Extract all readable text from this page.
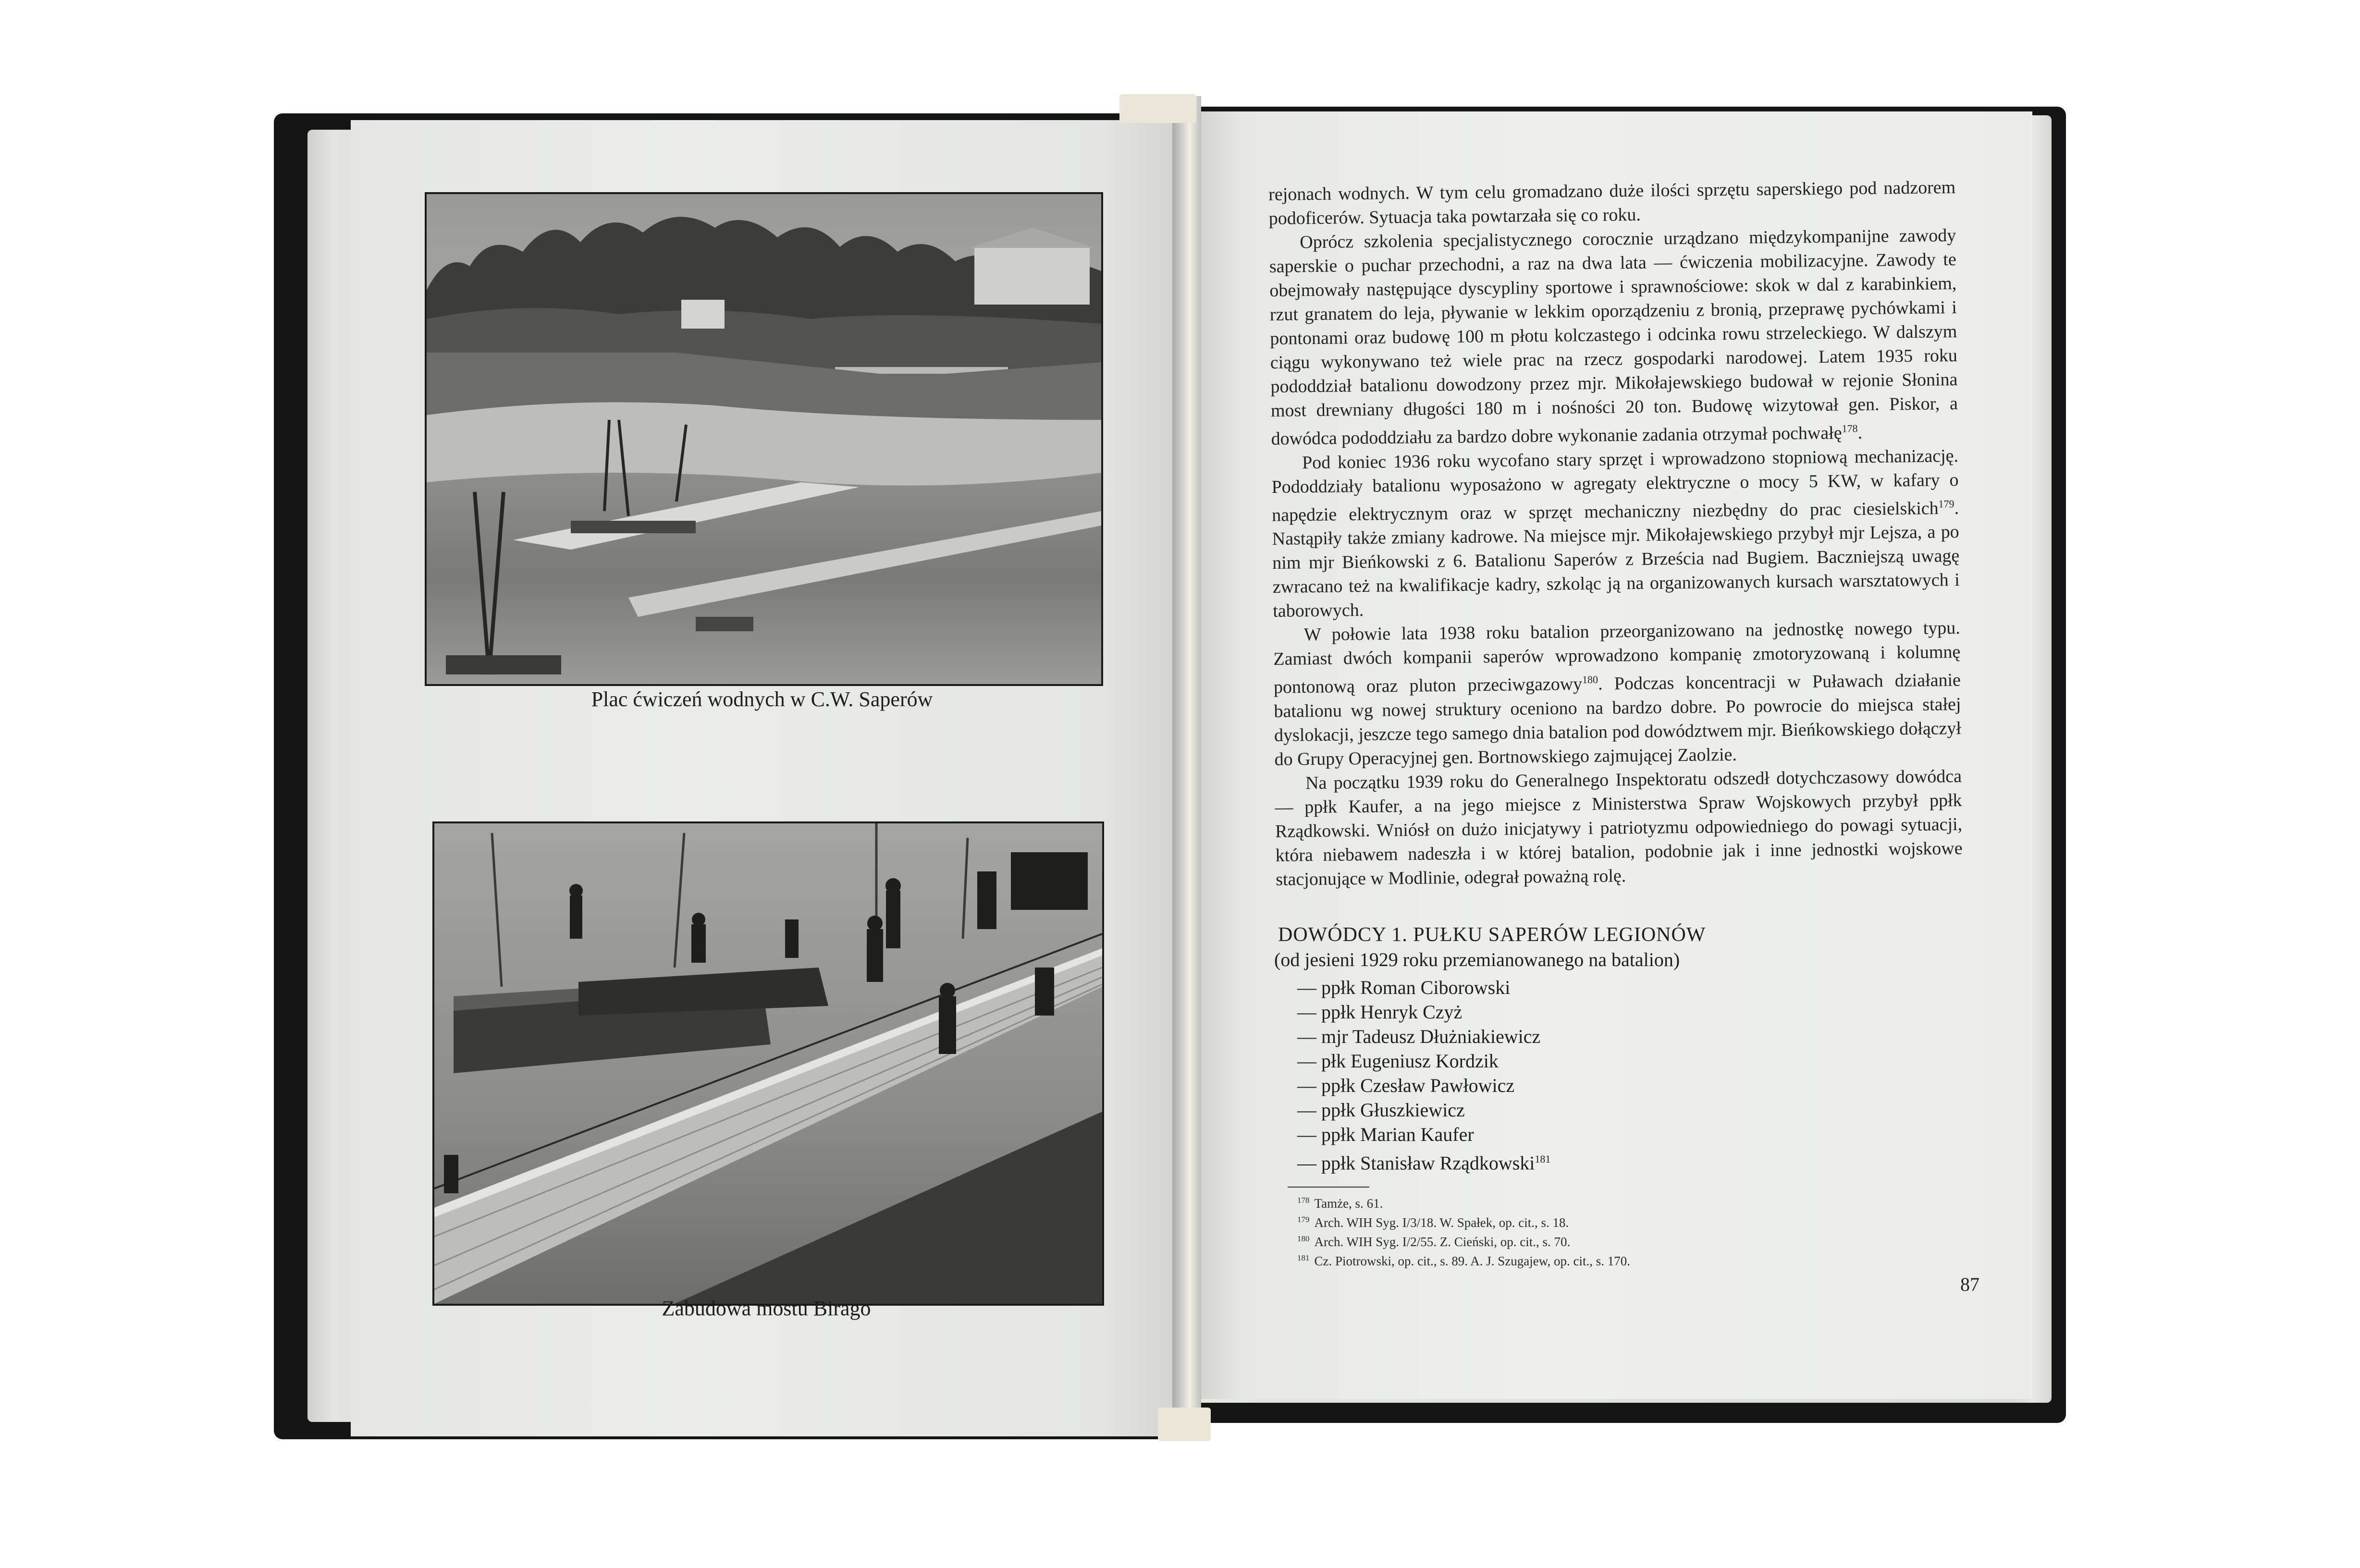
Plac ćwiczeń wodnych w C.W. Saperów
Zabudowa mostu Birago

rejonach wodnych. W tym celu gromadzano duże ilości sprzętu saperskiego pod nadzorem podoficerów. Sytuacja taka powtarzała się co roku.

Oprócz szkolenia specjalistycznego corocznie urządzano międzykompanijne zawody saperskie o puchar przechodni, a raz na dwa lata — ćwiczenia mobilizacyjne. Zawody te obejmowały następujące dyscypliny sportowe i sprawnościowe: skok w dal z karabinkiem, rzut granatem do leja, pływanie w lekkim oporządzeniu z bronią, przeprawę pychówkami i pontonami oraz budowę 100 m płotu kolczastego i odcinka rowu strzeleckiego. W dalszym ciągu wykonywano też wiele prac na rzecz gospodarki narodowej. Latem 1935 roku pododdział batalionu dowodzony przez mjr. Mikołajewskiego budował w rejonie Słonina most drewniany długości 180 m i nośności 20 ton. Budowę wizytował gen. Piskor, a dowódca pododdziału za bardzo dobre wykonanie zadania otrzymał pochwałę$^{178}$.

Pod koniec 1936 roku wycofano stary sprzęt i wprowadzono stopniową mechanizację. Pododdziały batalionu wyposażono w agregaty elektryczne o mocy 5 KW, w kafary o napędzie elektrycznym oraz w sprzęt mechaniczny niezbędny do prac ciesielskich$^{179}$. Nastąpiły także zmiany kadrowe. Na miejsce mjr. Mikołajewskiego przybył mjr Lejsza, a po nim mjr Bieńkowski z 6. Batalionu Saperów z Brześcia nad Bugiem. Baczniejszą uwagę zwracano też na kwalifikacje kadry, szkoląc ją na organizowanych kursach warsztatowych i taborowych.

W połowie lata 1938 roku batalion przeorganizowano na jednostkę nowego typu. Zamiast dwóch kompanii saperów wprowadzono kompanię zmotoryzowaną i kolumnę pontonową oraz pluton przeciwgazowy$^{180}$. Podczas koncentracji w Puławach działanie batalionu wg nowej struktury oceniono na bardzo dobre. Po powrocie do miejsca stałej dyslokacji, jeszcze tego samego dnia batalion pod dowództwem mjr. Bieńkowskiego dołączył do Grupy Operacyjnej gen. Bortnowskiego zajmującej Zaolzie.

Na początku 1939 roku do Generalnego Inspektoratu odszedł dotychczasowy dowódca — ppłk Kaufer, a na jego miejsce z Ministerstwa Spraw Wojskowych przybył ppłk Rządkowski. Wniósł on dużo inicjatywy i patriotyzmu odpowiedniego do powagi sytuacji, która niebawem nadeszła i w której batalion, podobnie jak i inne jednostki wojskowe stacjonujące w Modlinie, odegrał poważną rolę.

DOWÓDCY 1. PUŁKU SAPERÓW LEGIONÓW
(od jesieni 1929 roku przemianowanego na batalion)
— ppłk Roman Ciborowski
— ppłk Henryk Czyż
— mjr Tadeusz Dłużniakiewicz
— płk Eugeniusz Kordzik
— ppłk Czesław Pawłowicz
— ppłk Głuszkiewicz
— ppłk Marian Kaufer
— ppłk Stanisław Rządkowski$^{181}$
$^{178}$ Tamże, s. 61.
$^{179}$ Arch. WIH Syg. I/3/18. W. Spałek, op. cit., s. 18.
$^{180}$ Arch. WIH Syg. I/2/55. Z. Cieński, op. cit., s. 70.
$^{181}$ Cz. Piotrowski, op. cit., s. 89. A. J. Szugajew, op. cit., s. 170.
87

-=-=-

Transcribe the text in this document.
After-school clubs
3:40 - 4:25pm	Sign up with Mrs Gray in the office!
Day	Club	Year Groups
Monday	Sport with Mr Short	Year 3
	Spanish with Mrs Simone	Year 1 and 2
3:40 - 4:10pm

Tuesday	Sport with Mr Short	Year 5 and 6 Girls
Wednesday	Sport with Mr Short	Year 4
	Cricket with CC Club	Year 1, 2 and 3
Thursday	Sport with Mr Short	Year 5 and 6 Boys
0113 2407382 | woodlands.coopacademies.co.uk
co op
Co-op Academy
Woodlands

-=-=-

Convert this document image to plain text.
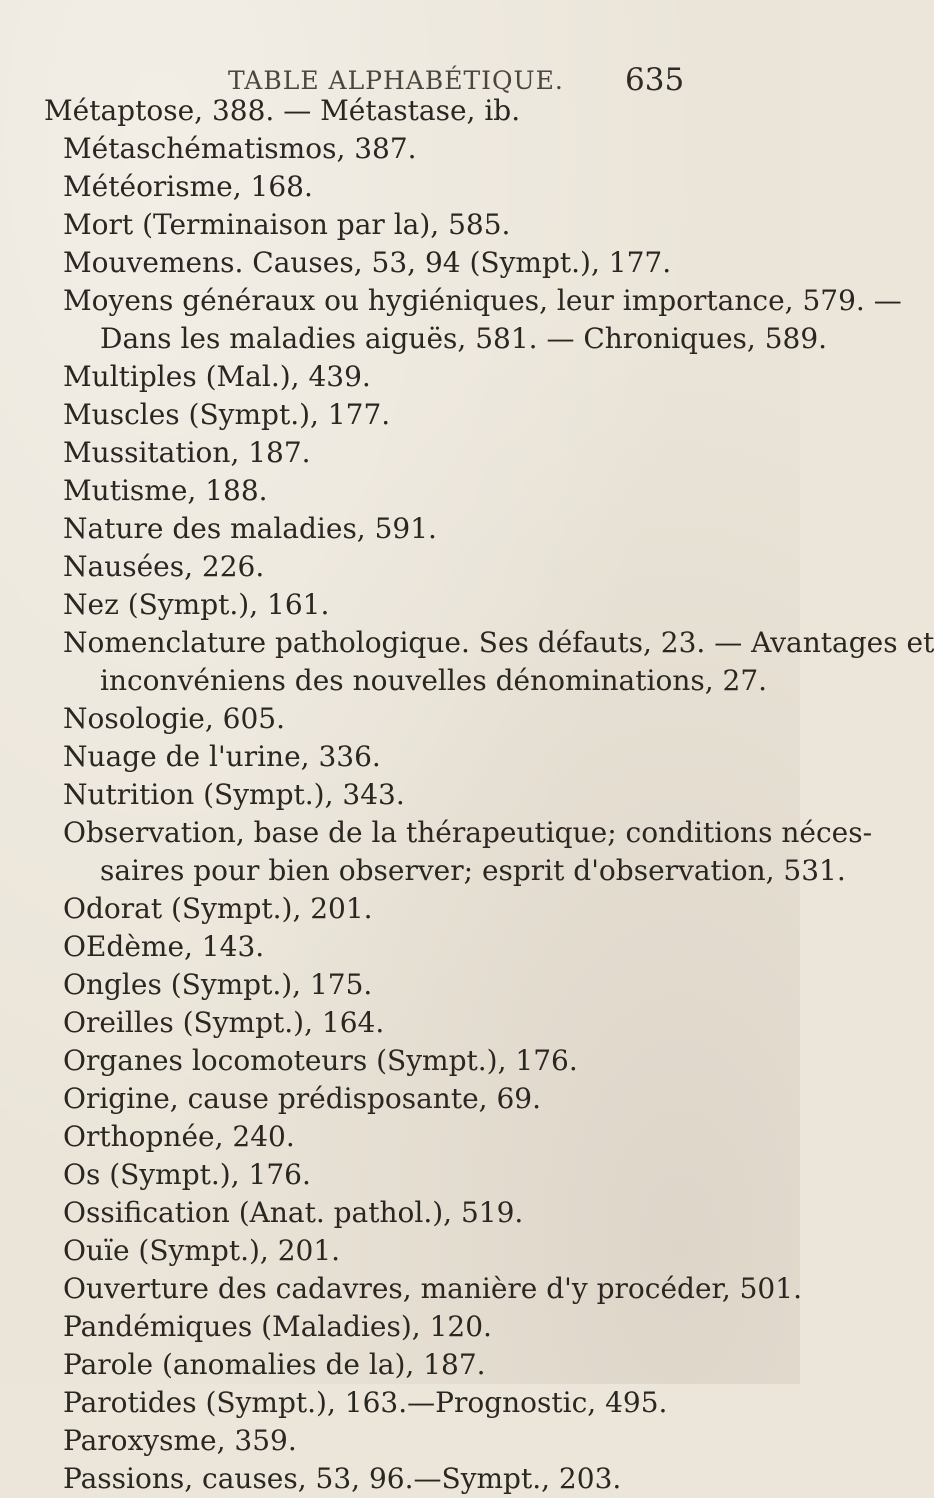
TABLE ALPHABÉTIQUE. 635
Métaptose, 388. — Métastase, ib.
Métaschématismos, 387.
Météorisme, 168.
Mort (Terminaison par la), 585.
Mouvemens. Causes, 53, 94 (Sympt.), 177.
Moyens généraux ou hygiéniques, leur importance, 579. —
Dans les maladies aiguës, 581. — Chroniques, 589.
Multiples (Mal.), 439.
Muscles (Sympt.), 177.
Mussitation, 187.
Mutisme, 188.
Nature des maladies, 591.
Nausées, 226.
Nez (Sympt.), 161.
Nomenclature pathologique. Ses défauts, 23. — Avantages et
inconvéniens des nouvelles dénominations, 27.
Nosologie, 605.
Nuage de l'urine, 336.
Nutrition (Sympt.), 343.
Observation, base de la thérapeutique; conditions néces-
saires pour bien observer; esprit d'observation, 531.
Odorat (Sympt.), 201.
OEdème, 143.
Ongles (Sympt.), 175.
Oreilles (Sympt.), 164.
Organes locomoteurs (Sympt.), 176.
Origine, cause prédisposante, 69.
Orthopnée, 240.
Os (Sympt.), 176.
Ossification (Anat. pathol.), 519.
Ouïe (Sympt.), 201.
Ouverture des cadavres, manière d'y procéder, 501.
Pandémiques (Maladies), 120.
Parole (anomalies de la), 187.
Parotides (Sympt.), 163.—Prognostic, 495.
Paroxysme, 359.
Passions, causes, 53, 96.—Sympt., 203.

-=-=-

▸ Your task
From the data, list each line in which the string "Arch" appears.

▸ Answer
$^{179}$ Arch. WIH Syg. I/3/18. W. Spałek, op. cit., s. 18.
$^{180}$ Arch. WIH Syg. I/2/55. Z. Cieński, op. cit., s. 70.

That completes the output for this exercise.